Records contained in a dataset

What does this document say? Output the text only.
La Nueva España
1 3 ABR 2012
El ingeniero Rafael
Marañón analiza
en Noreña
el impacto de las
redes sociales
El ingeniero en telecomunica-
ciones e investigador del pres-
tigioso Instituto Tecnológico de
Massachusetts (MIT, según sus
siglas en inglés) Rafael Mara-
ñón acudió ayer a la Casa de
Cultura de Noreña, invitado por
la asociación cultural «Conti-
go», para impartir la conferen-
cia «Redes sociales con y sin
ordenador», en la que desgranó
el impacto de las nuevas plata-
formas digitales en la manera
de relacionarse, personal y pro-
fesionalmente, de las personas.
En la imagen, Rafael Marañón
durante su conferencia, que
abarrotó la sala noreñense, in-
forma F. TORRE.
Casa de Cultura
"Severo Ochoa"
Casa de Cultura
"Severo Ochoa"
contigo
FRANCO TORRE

• _Task prompt_
Each record above should be output again exactly.

• _Result of this task_
What does this document say? Output the text only.
La Nueva España
1 3 ABR 2012
El ingeniero Rafael
Marañón analiza
en Noreña
el impacto de las
redes sociales
El ingeniero en telecomunica-
ciones e investigador del pres-
tigioso Instituto Tecnológico de
Massachusetts (MIT, según sus
siglas en inglés) Rafael Mara-
ñón acudió ayer a la Casa de
Cultura de Noreña, invitado por
la asociación cultural «Conti-
go», para impartir la conferen-
cia «Redes sociales con y sin
ordenador», en la que desgranó
el impacto de las nuevas plata-
formas digitales en la manera
de relacionarse, personal y pro-
fesionalmente, de las personas.
En la imagen, Rafael Marañón
durante su conferencia, que
abarrotó la sala noreñense, in-
forma F. TORRE.
Casa de Cultura
"Severo Ochoa"
Casa de Cultura
"Severo Ochoa"
contigo
FRANCO TORRE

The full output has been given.